Without the pictures, set down the records below word for word.

(Data records):
——————
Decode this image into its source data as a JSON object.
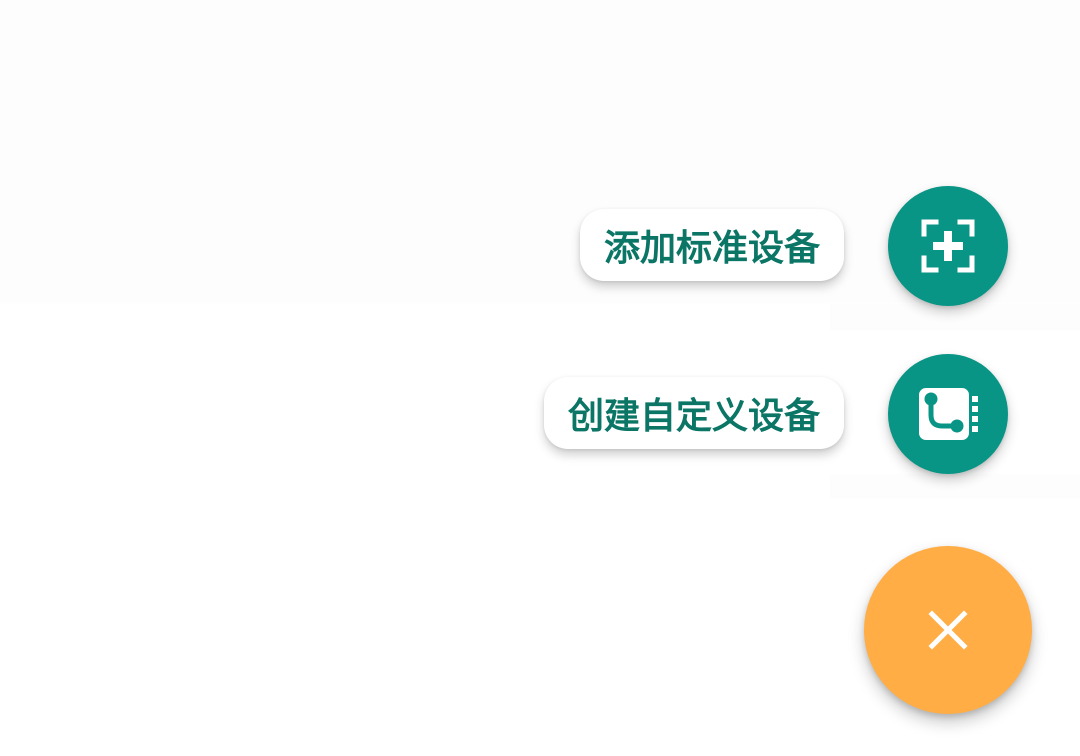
{
  "speed_dial": {
    "actions": [
      {
        "label": "添加标准设备",
        "icon": "scan-add-icon"
      },
      {
        "label": "创建自定义设备",
        "icon": "custom-device-icon"
      }
    ],
    "main_button": {
      "icon": "close-icon"
    }
  },
  "colors": {
    "action_fab": "#099585",
    "label_text": "#0b7566",
    "main_fab": "#ffad44",
    "icon": "#ffffff"
  }
}
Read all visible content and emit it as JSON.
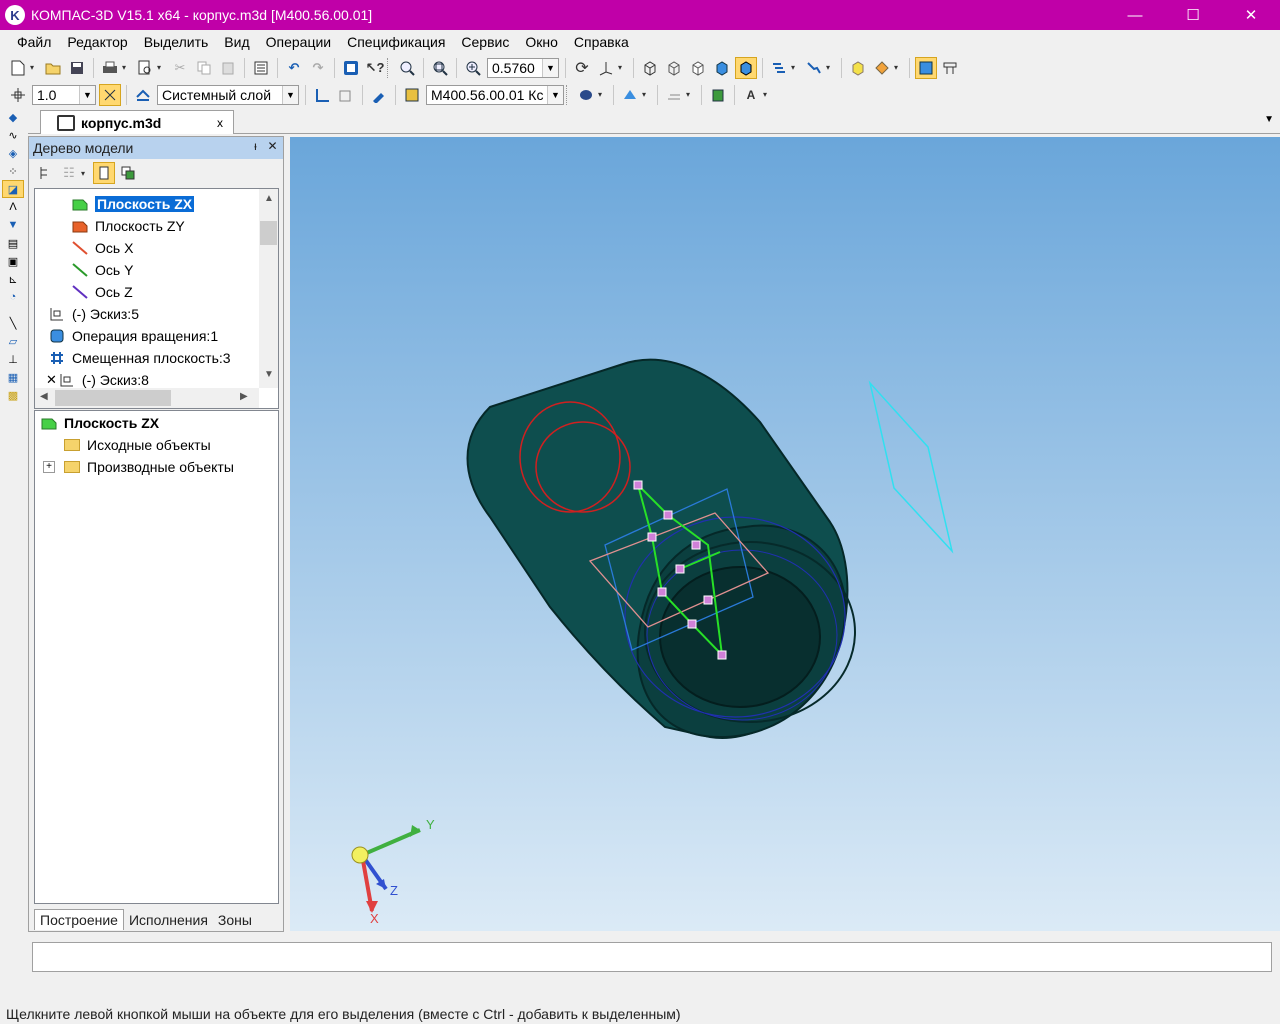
{
  "window": {
    "title": "КОМПАС-3D V15.1 x64 - корпус.m3d [М400.56.00.01]",
    "app_icon_letter": "K",
    "minimize": "—",
    "maximize": "☐",
    "close": "✕"
  },
  "menu": [
    "Файл",
    "Редактор",
    "Выделить",
    "Вид",
    "Операции",
    "Спецификация",
    "Сервис",
    "Окно",
    "Справка"
  ],
  "toolbar1": {
    "zoom_value": "0.5760"
  },
  "toolbar2": {
    "step_value": "1.0",
    "layer_value": "Системный слой",
    "designation_value": "М400.56.00.01 Кс"
  },
  "document_tab": {
    "name": "корпус.m3d",
    "close": "x"
  },
  "tree_panel": {
    "title": "Дерево модели",
    "pin": "ᵻ",
    "close": "✕",
    "items": [
      {
        "label": "Плоскость ZX",
        "selected": true,
        "indent": 1,
        "icon": "plane-green-icon"
      },
      {
        "label": "Плоскость ZY",
        "indent": 1,
        "icon": "plane-red-icon"
      },
      {
        "label": "Ось X",
        "indent": 1,
        "icon": "axis-x-icon"
      },
      {
        "label": "Ось Y",
        "indent": 1,
        "icon": "axis-y-icon"
      },
      {
        "label": "Ось Z",
        "indent": 1,
        "icon": "axis-z-icon"
      },
      {
        "label": "(-) Эскиз:5",
        "indent": 0,
        "icon": "sketch-icon"
      },
      {
        "label": "Операция вращения:1",
        "indent": 0,
        "icon": "revolve-icon"
      },
      {
        "label": "Смещенная плоскость:3",
        "indent": 0,
        "icon": "offset-plane-icon"
      },
      {
        "label": "(-) Эскиз:8",
        "indent": 0,
        "icon": "sketch-icon",
        "error": true
      }
    ],
    "props_root": "Плоскость ZX",
    "props_children": [
      "Исходные объекты",
      "Производные объекты"
    ],
    "bottom_tabs": [
      "Построение",
      "Исполнения",
      "Зоны"
    ]
  },
  "viewport": {
    "axis_labels": {
      "x": "X",
      "y": "Y",
      "z": "Z"
    },
    "body_color": "#0e4e4e"
  },
  "status": {
    "hint": "Щелкните левой кнопкой мыши на объекте для его выделения (вместе с Ctrl - добавить к выделенным)"
  },
  "colors": {
    "title_bar": "#c000a8",
    "selection": "#0a6cd6"
  }
}
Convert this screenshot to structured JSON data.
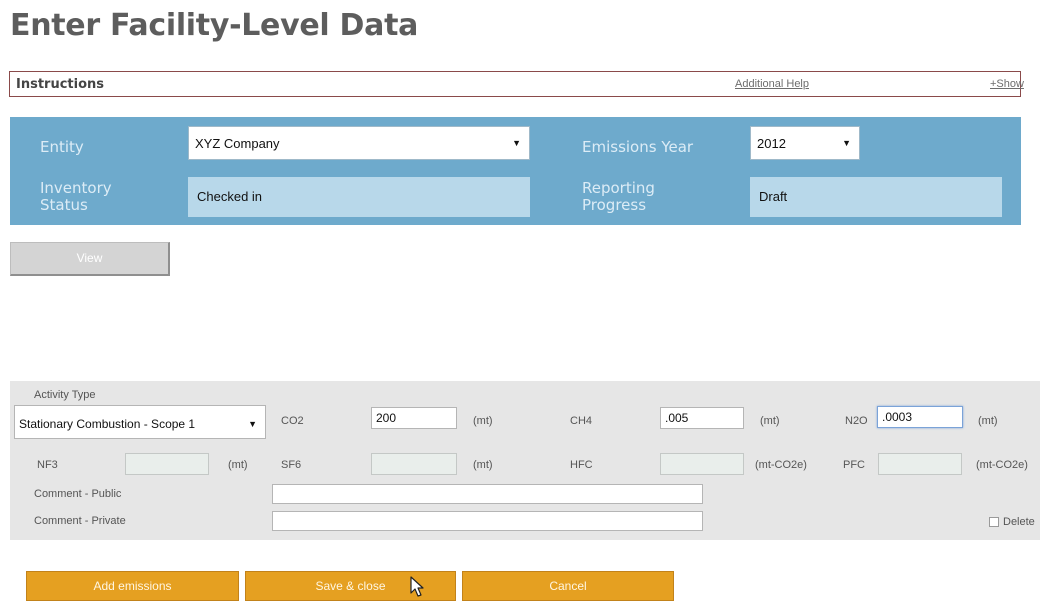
{
  "page": {
    "title": "Enter Facility-Level Data"
  },
  "instructions": {
    "label": "Instructions",
    "help_link": "Additional Help",
    "show_link": "+Show"
  },
  "header_panel": {
    "entity_label": "Entity",
    "entity_value": "XYZ Company",
    "year_label": "Emissions Year",
    "year_value": "2012",
    "inventory_label_1": "Inventory",
    "inventory_label_2": "Status",
    "inventory_value": "Checked in",
    "progress_label_1": "Reporting",
    "progress_label_2": "Progress",
    "progress_value": "Draft"
  },
  "view_button": "View",
  "activity": {
    "type_label": "Activity Type",
    "type_value": "Stationary Combustion - Scope 1",
    "co2": {
      "label": "CO2",
      "value": "200",
      "unit": "(mt)"
    },
    "ch4": {
      "label": "CH4",
      "value": ".005",
      "unit": "(mt)"
    },
    "n2o": {
      "label": "N2O",
      "value": ".0003",
      "unit": "(mt)"
    },
    "nf3": {
      "label": "NF3",
      "value": "",
      "unit": "(mt)"
    },
    "sf6": {
      "label": "SF6",
      "value": "",
      "unit": "(mt)"
    },
    "hfc": {
      "label": "HFC",
      "value": "",
      "unit": "(mt-CO2e)"
    },
    "pfc": {
      "label": "PFC",
      "value": "",
      "unit": "(mt-CO2e)"
    },
    "comment_public_label": "Comment - Public",
    "comment_public_value": "",
    "comment_private_label": "Comment - Private",
    "comment_private_value": "",
    "delete_label": "Delete"
  },
  "buttons": {
    "add": "Add emissions",
    "save": "Save & close",
    "cancel": "Cancel"
  },
  "colors": {
    "header_blue": "#6eaacc",
    "readonly_blue": "#b8d8ea",
    "action_orange": "#e5a021",
    "panel_gray": "#e6e6e6"
  }
}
——————
(Correct result):
Decode this image into its source data as a JSON object.
{
  "speed_dial": {
    "actions": [
      {
        "label": "添加标准设备",
        "icon": "scan-add-icon"
      },
      {
        "label": "创建自定义设备",
        "icon": "custom-device-icon"
      }
    ],
    "main_button": {
      "icon": "close-icon"
    }
  },
  "colors": {
    "action_fab": "#099585",
    "label_text": "#0b7566",
    "main_fab": "#ffad44",
    "icon": "#ffffff"
  }
}
Read all visible content and emit it as JSON.
{
  "window": {
    "title": "КОМПАС-3D V15.1 x64 - корпус.m3d [М400.56.00.01]",
    "app_icon_letter": "K",
    "minimize": "—",
    "maximize": "☐",
    "close": "✕"
  },
  "menu": [
    "Файл",
    "Редактор",
    "Выделить",
    "Вид",
    "Операции",
    "Спецификация",
    "Сервис",
    "Окно",
    "Справка"
  ],
  "toolbar1": {
    "zoom_value": "0.5760"
  },
  "toolbar2": {
    "step_value": "1.0",
    "layer_value": "Системный слой",
    "designation_value": "М400.56.00.01 Кс"
  },
  "document_tab": {
    "name": "корпус.m3d",
    "close": "x"
  },
  "tree_panel": {
    "title": "Дерево модели",
    "pin": "ᵻ",
    "close": "✕",
    "items": [
      {
        "label": "Плоскость ZX",
        "selected": true,
        "indent": 1,
        "icon": "plane-green-icon"
      },
      {
        "label": "Плоскость ZY",
        "indent": 1,
        "icon": "plane-red-icon"
      },
      {
        "label": "Ось X",
        "indent": 1,
        "icon": "axis-x-icon"
      },
      {
        "label": "Ось Y",
        "indent": 1,
        "icon": "axis-y-icon"
      },
      {
        "label": "Ось Z",
        "indent": 1,
        "icon": "axis-z-icon"
      },
      {
        "label": "(-) Эскиз:5",
        "indent": 0,
        "icon": "sketch-icon"
      },
      {
        "label": "Операция вращения:1",
        "indent": 0,
        "icon": "revolve-icon"
      },
      {
        "label": "Смещенная плоскость:3",
        "indent": 0,
        "icon": "offset-plane-icon"
      },
      {
        "label": "(-) Эскиз:8",
        "indent": 0,
        "icon": "sketch-icon",
        "error": true
      }
    ],
    "props_root": "Плоскость ZX",
    "props_children": [
      "Исходные объекты",
      "Производные объекты"
    ],
    "bottom_tabs": [
      "Построение",
      "Исполнения",
      "Зоны"
    ]
  },
  "viewport": {
    "axis_labels": {
      "x": "X",
      "y": "Y",
      "z": "Z"
    },
    "body_color": "#0e4e4e"
  },
  "status": {
    "hint": "Щелкните левой кнопкой мыши на объекте для его выделения (вместе с Ctrl - добавить к выделенным)"
  },
  "colors": {
    "title_bar": "#c000a8",
    "selection": "#0a6cd6"
  }
}
Convert this screenshot to structured JSON data.
{
  "page": {
    "title": "Enter Facility-Level Data"
  },
  "instructions": {
    "label": "Instructions",
    "help_link": "Additional Help",
    "show_link": "+Show"
  },
  "header_panel": {
    "entity_label": "Entity",
    "entity_value": "XYZ Company",
    "year_label": "Emissions Year",
    "year_value": "2012",
    "inventory_label_1": "Inventory",
    "inventory_label_2": "Status",
    "inventory_value": "Checked in",
    "progress_label_1": "Reporting",
    "progress_label_2": "Progress",
    "progress_value": "Draft"
  },
  "view_button": "View",
  "activity": {
    "type_label": "Activity Type",
    "type_value": "Stationary Combustion - Scope 1",
    "co2": {
      "label": "CO2",
      "value": "200",
      "unit": "(mt)"
    },
    "ch4": {
      "label": "CH4",
      "value": ".005",
      "unit": "(mt)"
    },
    "n2o": {
      "label": "N2O",
      "value": ".0003",
      "unit": "(mt)"
    },
    "nf3": {
      "label": "NF3",
      "value": "",
      "unit": "(mt)"
    },
    "sf6": {
      "label": "SF6",
      "value": "",
      "unit": "(mt)"
    },
    "hfc": {
      "label": "HFC",
      "value": "",
      "unit": "(mt-CO2e)"
    },
    "pfc": {
      "label": "PFC",
      "value": "",
      "unit": "(mt-CO2e)"
    },
    "comment_public_label": "Comment - Public",
    "comment_public_value": "",
    "comment_private_label": "Comment - Private",
    "comment_private_value": "",
    "delete_label": "Delete"
  },
  "buttons": {
    "add": "Add emissions",
    "save": "Save & close",
    "cancel": "Cancel"
  },
  "colors": {
    "header_blue": "#6eaacc",
    "readonly_blue": "#b8d8ea",
    "action_orange": "#e5a021",
    "panel_gray": "#e6e6e6"
  }
}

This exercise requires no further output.